**Direction**
Copy all the material below, exactly as it stands.

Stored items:
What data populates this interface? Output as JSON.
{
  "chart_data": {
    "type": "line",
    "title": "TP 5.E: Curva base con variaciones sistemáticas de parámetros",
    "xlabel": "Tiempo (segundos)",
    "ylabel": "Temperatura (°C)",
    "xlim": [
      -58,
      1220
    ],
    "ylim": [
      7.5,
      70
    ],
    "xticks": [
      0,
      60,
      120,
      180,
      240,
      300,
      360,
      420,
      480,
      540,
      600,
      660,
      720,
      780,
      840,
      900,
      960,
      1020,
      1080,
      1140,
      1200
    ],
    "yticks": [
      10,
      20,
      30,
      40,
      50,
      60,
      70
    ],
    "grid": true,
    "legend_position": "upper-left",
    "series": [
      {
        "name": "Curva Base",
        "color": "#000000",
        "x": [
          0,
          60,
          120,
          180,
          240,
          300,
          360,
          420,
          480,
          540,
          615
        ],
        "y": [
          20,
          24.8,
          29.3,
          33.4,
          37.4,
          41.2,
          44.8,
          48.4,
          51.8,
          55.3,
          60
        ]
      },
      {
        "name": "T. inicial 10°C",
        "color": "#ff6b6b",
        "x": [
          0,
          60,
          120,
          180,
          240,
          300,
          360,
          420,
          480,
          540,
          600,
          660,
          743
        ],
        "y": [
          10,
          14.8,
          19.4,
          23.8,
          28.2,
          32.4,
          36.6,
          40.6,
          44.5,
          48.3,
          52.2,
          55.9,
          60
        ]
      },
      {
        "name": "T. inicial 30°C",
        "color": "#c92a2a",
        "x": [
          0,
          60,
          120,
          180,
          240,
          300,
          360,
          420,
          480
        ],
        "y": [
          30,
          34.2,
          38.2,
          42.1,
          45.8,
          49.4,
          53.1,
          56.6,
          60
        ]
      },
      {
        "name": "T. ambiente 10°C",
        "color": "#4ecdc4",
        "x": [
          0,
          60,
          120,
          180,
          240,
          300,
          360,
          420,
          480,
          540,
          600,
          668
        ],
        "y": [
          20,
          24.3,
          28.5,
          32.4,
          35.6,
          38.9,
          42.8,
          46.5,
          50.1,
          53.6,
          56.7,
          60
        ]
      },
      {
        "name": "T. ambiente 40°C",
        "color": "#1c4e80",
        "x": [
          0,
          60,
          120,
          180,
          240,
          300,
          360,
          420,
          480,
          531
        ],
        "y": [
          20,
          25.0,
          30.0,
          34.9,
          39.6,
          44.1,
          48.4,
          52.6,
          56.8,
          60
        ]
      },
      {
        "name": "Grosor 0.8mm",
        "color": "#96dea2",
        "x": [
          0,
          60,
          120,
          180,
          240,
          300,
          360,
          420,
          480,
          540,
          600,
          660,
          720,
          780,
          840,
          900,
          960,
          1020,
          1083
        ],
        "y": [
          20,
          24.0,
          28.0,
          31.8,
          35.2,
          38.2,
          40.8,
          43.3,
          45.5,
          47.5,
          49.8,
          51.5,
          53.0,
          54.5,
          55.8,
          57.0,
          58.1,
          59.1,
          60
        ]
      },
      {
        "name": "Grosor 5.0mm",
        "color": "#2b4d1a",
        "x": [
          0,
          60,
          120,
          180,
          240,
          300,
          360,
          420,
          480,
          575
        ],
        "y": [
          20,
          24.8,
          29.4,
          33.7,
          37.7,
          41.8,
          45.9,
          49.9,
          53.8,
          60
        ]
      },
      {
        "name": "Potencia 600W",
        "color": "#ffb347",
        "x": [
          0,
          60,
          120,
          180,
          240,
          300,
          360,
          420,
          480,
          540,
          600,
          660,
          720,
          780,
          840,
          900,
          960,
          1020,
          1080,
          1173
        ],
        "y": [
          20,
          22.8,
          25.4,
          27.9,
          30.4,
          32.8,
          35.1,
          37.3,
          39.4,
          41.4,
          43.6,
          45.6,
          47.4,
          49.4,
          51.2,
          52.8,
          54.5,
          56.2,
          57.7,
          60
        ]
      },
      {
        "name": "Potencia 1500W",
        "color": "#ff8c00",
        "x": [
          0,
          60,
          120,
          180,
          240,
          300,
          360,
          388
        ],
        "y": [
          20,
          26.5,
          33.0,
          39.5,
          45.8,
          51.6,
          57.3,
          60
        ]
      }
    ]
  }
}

**Task solution**
What data populates this interface? Output as JSON.
{
  "chart_data": {
    "type": "line",
    "title": "TP 5.E: Curva base con variaciones sistemáticas de parámetros",
    "xlabel": "Tiempo (segundos)",
    "ylabel": "Temperatura (°C)",
    "xlim": [
      -58,
      1220
    ],
    "ylim": [
      7.5,
      70
    ],
    "xticks": [
      0,
      60,
      120,
      180,
      240,
      300,
      360,
      420,
      480,
      540,
      600,
      660,
      720,
      780,
      840,
      900,
      960,
      1020,
      1080,
      1140,
      1200
    ],
    "yticks": [
      10,
      20,
      30,
      40,
      50,
      60,
      70
    ],
    "grid": true,
    "legend_position": "upper-left",
    "series": [
      {
        "name": "Curva Base",
        "color": "#000000",
        "x": [
          0,
          60,
          120,
          180,
          240,
          300,
          360,
          420,
          480,
          540,
          615
        ],
        "y": [
          20,
          24.8,
          29.3,
          33.4,
          37.4,
          41.2,
          44.8,
          48.4,
          51.8,
          55.3,
          60
        ]
      },
      {
        "name": "T. inicial 10°C",
        "color": "#ff6b6b",
        "x": [
          0,
          60,
          120,
          180,
          240,
          300,
          360,
          420,
          480,
          540,
          600,
          660,
          743
        ],
        "y": [
          10,
          14.8,
          19.4,
          23.8,
          28.2,
          32.4,
          36.6,
          40.6,
          44.5,
          48.3,
          52.2,
          55.9,
          60
        ]
      },
      {
        "name": "T. inicial 30°C",
        "color": "#c92a2a",
        "x": [
          0,
          60,
          120,
          180,
          240,
          300,
          360,
          420,
          480
        ],
        "y": [
          30,
          34.2,
          38.2,
          42.1,
          45.8,
          49.4,
          53.1,
          56.6,
          60
        ]
      },
      {
        "name": "T. ambiente 10°C",
        "color": "#4ecdc4",
        "x": [
          0,
          60,
          120,
          180,
          240,
          300,
          360,
          420,
          480,
          540,
          600,
          668
        ],
        "y": [
          20,
          24.3,
          28.5,
          32.4,
          35.6,
          38.9,
          42.8,
          46.5,
          50.1,
          53.6,
          56.7,
          60
        ]
      },
      {
        "name": "T. ambiente 40°C",
        "color": "#1c4e80",
        "x": [
          0,
          60,
          120,
          180,
          240,
          300,
          360,
          420,
          480,
          531
        ],
        "y": [
          20,
          25.0,
          30.0,
          34.9,
          39.6,
          44.1,
          48.4,
          52.6,
          56.8,
          60
        ]
      },
      {
        "name": "Grosor 0.8mm",
        "color": "#96dea2",
        "x": [
          0,
          60,
          120,
          180,
          240,
          300,
          360,
          420,
          480,
          540,
          600,
          660,
          720,
          780,
          840,
          900,
          960,
          1020,
          1083
        ],
        "y": [
          20,
          24.0,
          28.0,
          31.8,
          35.2,
          38.2,
          40.8,
          43.3,
          45.5,
          47.5,
          49.8,
          51.5,
          53.0,
          54.5,
          55.8,
          57.0,
          58.1,
          59.1,
          60
        ]
      },
      {
        "name": "Grosor 5.0mm",
        "color": "#2b4d1a",
        "x": [
          0,
          60,
          120,
          180,
          240,
          300,
          360,
          420,
          480,
          575
        ],
        "y": [
          20,
          24.8,
          29.4,
          33.7,
          37.7,
          41.8,
          45.9,
          49.9,
          53.8,
          60
        ]
      },
      {
        "name": "Potencia 600W",
        "color": "#ffb347",
        "x": [
          0,
          60,
          120,
          180,
          240,
          300,
          360,
          420,
          480,
          540,
          600,
          660,
          720,
          780,
          840,
          900,
          960,
          1020,
          1080,
          1173
        ],
        "y": [
          20,
          22.8,
          25.4,
          27.9,
          30.4,
          32.8,
          35.1,
          37.3,
          39.4,
          41.4,
          43.6,
          45.6,
          47.4,
          49.4,
          51.2,
          52.8,
          54.5,
          56.2,
          57.7,
          60
        ]
      },
      {
        "name": "Potencia 1500W",
        "color": "#ff8c00",
        "x": [
          0,
          60,
          120,
          180,
          240,
          300,
          360,
          388
        ],
        "y": [
          20,
          26.5,
          33.0,
          39.5,
          45.8,
          51.6,
          57.3,
          60
        ]
      }
    ]
  }
}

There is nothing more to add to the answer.